- [EXERCISE GOAL]
Repeat, word for word, the stretch of the Arizona Secular AA conference account that opens with the words "Thursday morning we" and closes with "on the pier.".

- [TEXT EXCERPT]
** Begin **

Arizona Secular AA Conference


By Ralph B

Our Many Paths secular meeting in Langley, BC is planning for a regional conference May 16, 2020. The Arizona Secular AA conference gave Brad and me an opportunity to do some research and get some sun.

Starting on a Tuesday with a flight to Phoenix and after checking into a hotel, we went to find the We Agnostics meeting In St. Stephen’s church. We arrived early, as I always do, and a large meeting was setting up. The handouts on the chair said it was Big Gary’s Back to Basics and we were welcome to join in the third step prayer on our knees if we wished. Brad rushed me out of there and we were told to check out other buildings across the parking lot. Next room we entered was an Al-Anon meeting; they sent us to another room which was a meditation meeting, and they suggested we try the kitchen where we found Dave who said we were in the right place. Two others showed up and we had a good secular meeting.

On Wednesday we had an awesome visit to scenic Sedona and Grand Canyon. Brad used his charm, did a Step 9, made amends, and found Arizona Highway patrol can be forgiving.

Thursday morning we arrived at the Cottonwood Freethinkers Living Sober 7:30 AM breakfast meeting just as it was starting with 5 other fine men. Good breakfast and secular meeting, then a drive to Palm Desert, CA for lunch with Brent, an AA friend from Langley, and on to Oceanside, CA for a walk on the pier.

Friday involved a visit to Encinedas but we were too early in the morning for the Guru’s Meditation Center. On to San Diego, Coronado, Yuma and back to Phoenix.

Saturday was the Arizona Secular AA conference and about 60 people participated. It was a great day:

* * *

The Conference

By Gary S

The Arizona Secular AA Conference – the result of months of footwork by a committee that often was too small – was held in Phoenix on November 9th.  People arriving early, not formally part of the committee, were often eager to be of service. This included making coffee, helping with the sound system, taking delivery of lunch, helping with registration, organizing display tables and setting up a basic continental breakfast of muffins, assorted fruit, coffee, tea and cold water.

Registration (Ed B) went from 9:30 to 9:55 which was a period in which people were able to settle in and strike up conversations with those they knew and those who might become new friends. Our capable Master of Ceremonies (Joel Y) kept the room on schedule throughout the day. This “herding of cats” that is so often chaotic proved to be fairly simple for the entire conference.

Our four panels for the day “Dogma and Ritual in Secular AA”, “How to Survive in Conventional AA Meetings”, “Raising Secular Awareness in AA Through Service Work” and “Tolerance within Secular AA” were all very well received. Each panel consisted of three participants each of whom was given 8-10 minutes to present their interpretation or experience pertaining to the topic followed by 30 minutes of sharing from the open mic on the floor. Our Program Chair (Beth H) received a positive group conscience response from the committee for each panel.

** End **

- [DATASET CONTENT]
** Begin **

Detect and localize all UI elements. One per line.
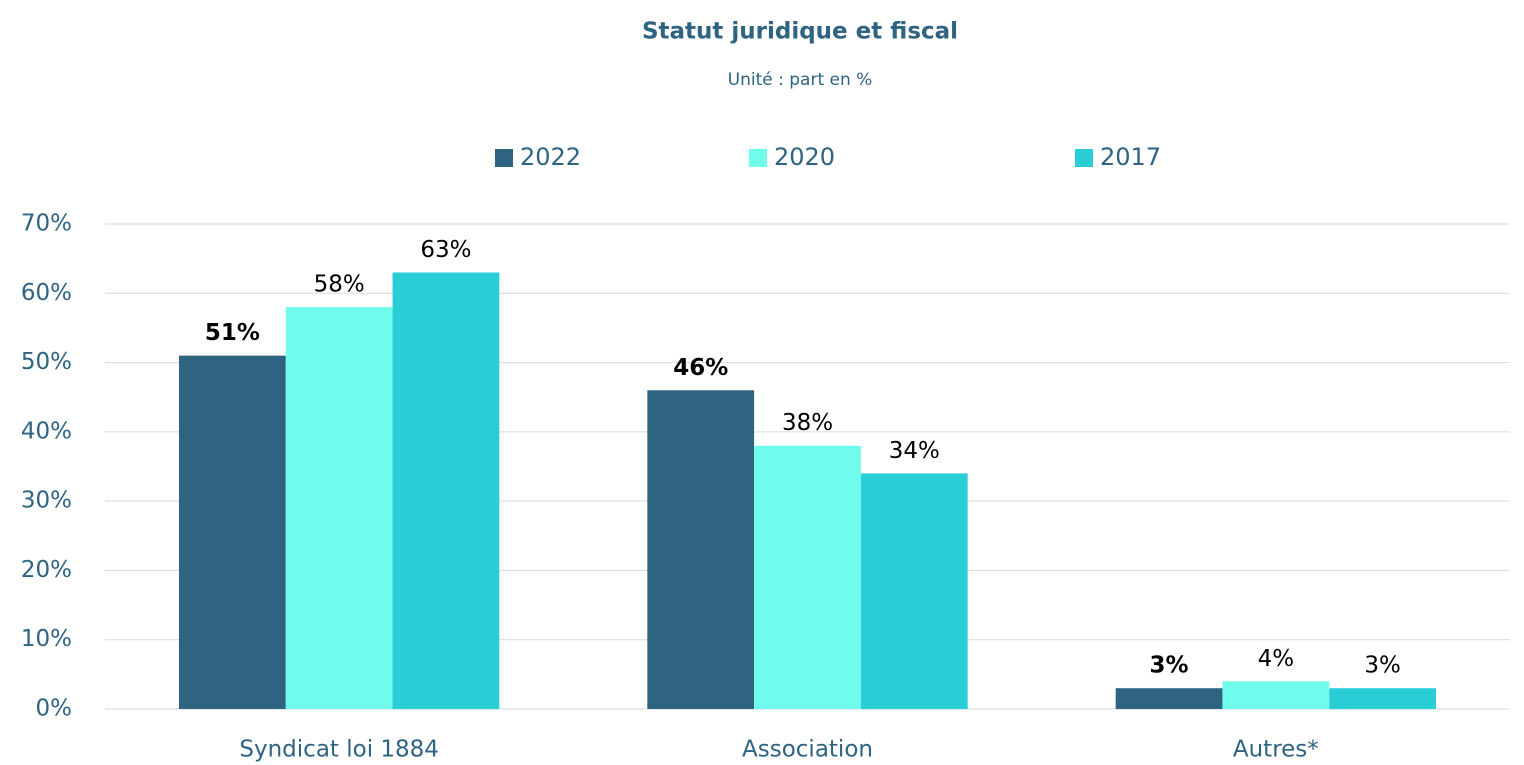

** End **

- [SOLUTION TO THIS PROBLEM]
Thursday morning we arrived at the Cottonwood Freethinkers Living Sober 7:30 AM breakfast meeting just as it was starting with 5 other fine men. Good breakfast and secular meeting, then a drive to Palm Desert, CA for lunch with Brent, an AA friend from Langley, and on to Oceanside, CA for a walk on the pier.